Exercise: Copy out all of the following data line for line, with no changes.

Given records:

• • • • •

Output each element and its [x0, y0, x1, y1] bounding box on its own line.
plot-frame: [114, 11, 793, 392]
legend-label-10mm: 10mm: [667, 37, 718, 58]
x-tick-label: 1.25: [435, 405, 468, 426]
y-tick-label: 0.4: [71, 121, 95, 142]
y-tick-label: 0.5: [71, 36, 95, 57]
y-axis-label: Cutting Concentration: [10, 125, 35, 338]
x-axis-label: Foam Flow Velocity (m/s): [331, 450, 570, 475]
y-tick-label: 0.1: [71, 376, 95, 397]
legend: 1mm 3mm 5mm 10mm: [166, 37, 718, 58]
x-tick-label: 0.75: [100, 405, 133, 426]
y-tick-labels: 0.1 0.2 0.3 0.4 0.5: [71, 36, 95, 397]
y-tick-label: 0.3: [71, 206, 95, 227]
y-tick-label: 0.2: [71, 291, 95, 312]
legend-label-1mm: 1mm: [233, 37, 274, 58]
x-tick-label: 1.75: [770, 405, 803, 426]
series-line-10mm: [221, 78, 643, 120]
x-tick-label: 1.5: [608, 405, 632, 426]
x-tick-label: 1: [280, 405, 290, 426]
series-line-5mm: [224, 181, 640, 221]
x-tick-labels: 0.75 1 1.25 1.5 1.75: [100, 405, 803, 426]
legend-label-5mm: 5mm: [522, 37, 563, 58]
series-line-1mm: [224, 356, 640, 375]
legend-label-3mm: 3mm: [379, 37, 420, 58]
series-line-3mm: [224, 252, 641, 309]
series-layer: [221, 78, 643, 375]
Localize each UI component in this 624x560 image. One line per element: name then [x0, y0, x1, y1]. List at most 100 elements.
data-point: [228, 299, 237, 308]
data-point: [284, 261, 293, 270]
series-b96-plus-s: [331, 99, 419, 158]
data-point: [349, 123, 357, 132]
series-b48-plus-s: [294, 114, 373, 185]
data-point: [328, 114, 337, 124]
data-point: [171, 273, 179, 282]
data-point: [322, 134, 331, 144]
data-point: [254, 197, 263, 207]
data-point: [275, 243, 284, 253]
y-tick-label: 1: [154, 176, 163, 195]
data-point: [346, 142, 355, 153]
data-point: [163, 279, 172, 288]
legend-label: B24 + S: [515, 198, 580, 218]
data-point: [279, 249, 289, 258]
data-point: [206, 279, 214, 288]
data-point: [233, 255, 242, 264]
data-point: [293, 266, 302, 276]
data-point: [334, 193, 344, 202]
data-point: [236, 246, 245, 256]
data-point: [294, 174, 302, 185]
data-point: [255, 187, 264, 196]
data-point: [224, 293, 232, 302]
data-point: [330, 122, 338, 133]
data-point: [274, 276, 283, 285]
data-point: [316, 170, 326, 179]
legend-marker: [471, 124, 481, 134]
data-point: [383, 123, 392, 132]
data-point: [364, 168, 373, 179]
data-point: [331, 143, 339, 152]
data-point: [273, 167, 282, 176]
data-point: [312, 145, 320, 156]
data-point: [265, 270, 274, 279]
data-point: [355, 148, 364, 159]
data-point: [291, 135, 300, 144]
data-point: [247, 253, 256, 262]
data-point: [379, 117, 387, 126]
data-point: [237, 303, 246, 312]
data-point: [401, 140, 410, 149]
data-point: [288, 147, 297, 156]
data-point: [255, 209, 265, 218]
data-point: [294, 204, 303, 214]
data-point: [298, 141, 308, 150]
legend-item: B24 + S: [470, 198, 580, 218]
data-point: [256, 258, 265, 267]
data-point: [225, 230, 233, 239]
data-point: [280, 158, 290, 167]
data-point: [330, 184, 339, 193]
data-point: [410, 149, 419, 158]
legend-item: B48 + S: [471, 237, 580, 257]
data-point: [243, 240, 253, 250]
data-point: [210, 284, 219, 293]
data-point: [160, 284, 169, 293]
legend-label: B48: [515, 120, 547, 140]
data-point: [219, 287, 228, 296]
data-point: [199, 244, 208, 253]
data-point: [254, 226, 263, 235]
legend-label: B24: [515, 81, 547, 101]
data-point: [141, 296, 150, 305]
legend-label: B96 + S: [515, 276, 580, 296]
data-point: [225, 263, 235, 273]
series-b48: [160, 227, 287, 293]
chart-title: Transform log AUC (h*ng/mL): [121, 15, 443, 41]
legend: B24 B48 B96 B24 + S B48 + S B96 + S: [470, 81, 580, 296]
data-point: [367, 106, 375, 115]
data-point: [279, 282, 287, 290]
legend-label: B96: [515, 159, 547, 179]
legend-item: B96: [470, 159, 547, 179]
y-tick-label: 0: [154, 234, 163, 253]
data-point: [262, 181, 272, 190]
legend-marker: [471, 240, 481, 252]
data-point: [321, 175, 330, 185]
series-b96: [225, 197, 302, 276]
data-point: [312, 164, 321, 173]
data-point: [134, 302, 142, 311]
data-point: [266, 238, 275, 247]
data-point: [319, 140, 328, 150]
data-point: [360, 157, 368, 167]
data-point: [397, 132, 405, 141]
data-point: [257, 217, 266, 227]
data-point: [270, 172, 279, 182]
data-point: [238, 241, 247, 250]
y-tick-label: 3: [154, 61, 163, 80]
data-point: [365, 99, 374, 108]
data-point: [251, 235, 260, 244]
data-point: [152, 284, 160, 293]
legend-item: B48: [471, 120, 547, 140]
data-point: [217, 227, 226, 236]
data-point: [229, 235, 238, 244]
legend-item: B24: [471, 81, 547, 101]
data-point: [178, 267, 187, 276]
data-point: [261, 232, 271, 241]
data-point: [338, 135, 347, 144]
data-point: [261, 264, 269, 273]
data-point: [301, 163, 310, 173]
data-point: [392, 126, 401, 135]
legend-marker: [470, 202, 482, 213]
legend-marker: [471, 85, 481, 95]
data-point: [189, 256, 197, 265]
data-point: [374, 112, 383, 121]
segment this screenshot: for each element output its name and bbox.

• • • • •

Response:
Output each element and its [x0, y0, x1, y1] bounding box on its own line.
plot-frame: [114, 11, 793, 392]
legend-label-10mm: 10mm: [667, 37, 718, 58]
x-tick-label: 1.25: [435, 405, 468, 426]
y-tick-label: 0.4: [71, 121, 95, 142]
y-tick-label: 0.5: [71, 36, 95, 57]
y-axis-label: Cutting Concentration: [10, 125, 35, 338]
x-axis-label: Foam Flow Velocity (m/s): [331, 450, 570, 475]
y-tick-label: 0.1: [71, 376, 95, 397]
legend: 1mm 3mm 5mm 10mm: [166, 37, 718, 58]
x-tick-label: 0.75: [100, 405, 133, 426]
y-tick-labels: 0.1 0.2 0.3 0.4 0.5: [71, 36, 95, 397]
y-tick-label: 0.3: [71, 206, 95, 227]
y-tick-label: 0.2: [71, 291, 95, 312]
legend-label-1mm: 1mm: [233, 37, 274, 58]
x-tick-label: 1.75: [770, 405, 803, 426]
series-line-10mm: [221, 78, 643, 120]
x-tick-label: 1.5: [608, 405, 632, 426]
x-tick-label: 1: [280, 405, 290, 426]
series-line-5mm: [224, 181, 640, 221]
x-tick-labels: 0.75 1 1.25 1.5 1.75: [100, 405, 803, 426]
legend-label-5mm: 5mm: [522, 37, 563, 58]
series-line-1mm: [224, 356, 640, 375]
legend-label-3mm: 3mm: [379, 37, 420, 58]
series-line-3mm: [224, 252, 641, 309]
series-layer: [221, 78, 643, 375]
Localize each UI component in this 624x560 image. One line per element: name then [x0, y0, x1, y1]. List at most 100 elements.
data-point: [228, 299, 237, 308]
data-point: [284, 261, 293, 270]
series-b96-plus-s: [331, 99, 419, 158]
data-point: [349, 123, 357, 132]
series-b48-plus-s: [294, 114, 373, 185]
data-point: [328, 114, 337, 124]
data-point: [171, 273, 179, 282]
data-point: [322, 134, 331, 144]
data-point: [254, 197, 263, 207]
data-point: [275, 243, 284, 253]
y-tick-label: 1: [154, 176, 163, 195]
data-point: [346, 142, 355, 153]
data-point: [163, 279, 172, 288]
legend-label: B24 + S: [515, 198, 580, 218]
data-point: [279, 249, 289, 258]
data-point: [206, 279, 214, 288]
data-point: [233, 255, 242, 264]
data-point: [293, 266, 302, 276]
data-point: [334, 193, 344, 202]
data-point: [236, 246, 245, 256]
data-point: [294, 174, 302, 185]
data-point: [255, 187, 264, 196]
data-point: [224, 293, 232, 302]
data-point: [330, 122, 338, 133]
data-point: [274, 276, 283, 285]
data-point: [316, 170, 326, 179]
legend-marker: [471, 124, 481, 134]
data-point: [383, 123, 392, 132]
data-point: [364, 168, 373, 179]
data-point: [331, 143, 339, 152]
data-point: [273, 167, 282, 176]
data-point: [312, 145, 320, 156]
data-point: [265, 270, 274, 279]
data-point: [355, 148, 364, 159]
data-point: [291, 135, 300, 144]
data-point: [247, 253, 256, 262]
data-point: [379, 117, 387, 126]
data-point: [237, 303, 246, 312]
data-point: [401, 140, 410, 149]
data-point: [288, 147, 297, 156]
data-point: [255, 209, 265, 218]
data-point: [294, 204, 303, 214]
data-point: [298, 141, 308, 150]
legend-item: B24 + S: [470, 198, 580, 218]
data-point: [256, 258, 265, 267]
data-point: [225, 230, 233, 239]
data-point: [280, 158, 290, 167]
data-point: [330, 184, 339, 193]
data-point: [410, 149, 419, 158]
legend-item: B48 + S: [471, 237, 580, 257]
data-point: [243, 240, 253, 250]
data-point: [210, 284, 219, 293]
data-point: [160, 284, 169, 293]
legend-label: B48: [515, 120, 547, 140]
data-point: [219, 287, 228, 296]
data-point: [199, 244, 208, 253]
data-point: [254, 226, 263, 235]
legend-label: B24: [515, 81, 547, 101]
data-point: [141, 296, 150, 305]
legend-label: B96 + S: [515, 276, 580, 296]
data-point: [225, 263, 235, 273]
series-b48: [160, 227, 287, 293]
chart-title: Transform log AUC (h*ng/mL): [121, 15, 443, 41]
legend: B24 B48 B96 B24 + S B48 + S B96 + S: [470, 81, 580, 296]
data-point: [367, 106, 375, 115]
data-point: [279, 282, 287, 290]
legend-label: B96: [515, 159, 547, 179]
legend-item: B96: [470, 159, 547, 179]
y-tick-label: 0: [154, 234, 163, 253]
data-point: [262, 181, 272, 190]
legend-marker: [471, 240, 481, 252]
data-point: [321, 175, 330, 185]
series-b96: [225, 197, 302, 276]
data-point: [312, 164, 321, 173]
data-point: [134, 302, 142, 311]
data-point: [266, 238, 275, 247]
data-point: [319, 140, 328, 150]
data-point: [360, 157, 368, 167]
data-point: [397, 132, 405, 141]
data-point: [257, 217, 266, 227]
data-point: [270, 172, 279, 182]
data-point: [238, 241, 247, 250]
y-tick-label: 3: [154, 61, 163, 80]
data-point: [365, 99, 374, 108]
data-point: [251, 235, 260, 244]
data-point: [152, 284, 160, 293]
legend-item: B48: [471, 120, 547, 140]
data-point: [217, 227, 226, 236]
data-point: [229, 235, 238, 244]
legend-item: B24: [471, 81, 547, 101]
data-point: [178, 267, 187, 276]
data-point: [261, 232, 271, 241]
data-point: [338, 135, 347, 144]
data-point: [261, 264, 269, 273]
data-point: [301, 163, 310, 173]
data-point: [392, 126, 401, 135]
legend-marker: [470, 202, 482, 213]
legend-marker: [471, 85, 481, 95]
data-point: [189, 256, 197, 265]
data-point: [374, 112, 383, 121]
segment this screenshot: for each element output its name and bbox.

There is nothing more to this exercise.